Data in this exercise

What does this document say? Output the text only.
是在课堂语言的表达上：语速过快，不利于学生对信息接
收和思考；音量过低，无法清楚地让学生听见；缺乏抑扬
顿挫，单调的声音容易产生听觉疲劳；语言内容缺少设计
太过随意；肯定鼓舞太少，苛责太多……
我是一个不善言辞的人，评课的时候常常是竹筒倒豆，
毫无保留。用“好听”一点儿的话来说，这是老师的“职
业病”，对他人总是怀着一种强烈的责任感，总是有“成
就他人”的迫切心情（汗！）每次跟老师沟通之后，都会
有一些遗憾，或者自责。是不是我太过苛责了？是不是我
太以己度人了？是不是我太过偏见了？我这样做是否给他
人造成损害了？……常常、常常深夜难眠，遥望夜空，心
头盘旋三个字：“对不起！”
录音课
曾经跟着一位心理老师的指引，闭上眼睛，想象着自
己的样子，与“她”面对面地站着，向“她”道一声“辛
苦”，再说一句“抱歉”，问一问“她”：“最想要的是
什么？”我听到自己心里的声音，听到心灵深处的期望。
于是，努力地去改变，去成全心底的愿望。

Your goal
Repeat every record exactly as written, please.

Solution to this task
What does this document say? Output the text only.
是在课堂语言的表达上：语速过快，不利于学生对信息接
收和思考；音量过低，无法清楚地让学生听见；缺乏抑扬
顿挫，单调的声音容易产生听觉疲劳；语言内容缺少设计
太过随意；肯定鼓舞太少，苛责太多……
我是一个不善言辞的人，评课的时候常常是竹筒倒豆，
毫无保留。用“好听”一点儿的话来说，这是老师的“职
业病”，对他人总是怀着一种强烈的责任感，总是有“成
就他人”的迫切心情（汗！）每次跟老师沟通之后，都会
有一些遗憾，或者自责。是不是我太过苛责了？是不是我
太以己度人了？是不是我太过偏见了？我这样做是否给他
人造成损害了？……常常、常常深夜难眠，遥望夜空，心
头盘旋三个字：“对不起！”
录音课
曾经跟着一位心理老师的指引，闭上眼睛，想象着自
己的样子，与“她”面对面地站着，向“她”道一声“辛
苦”，再说一句“抱歉”，问一问“她”：“最想要的是
什么？”我听到自己心里的声音，听到心灵深处的期望。
于是，努力地去改变，去成全心底的愿望。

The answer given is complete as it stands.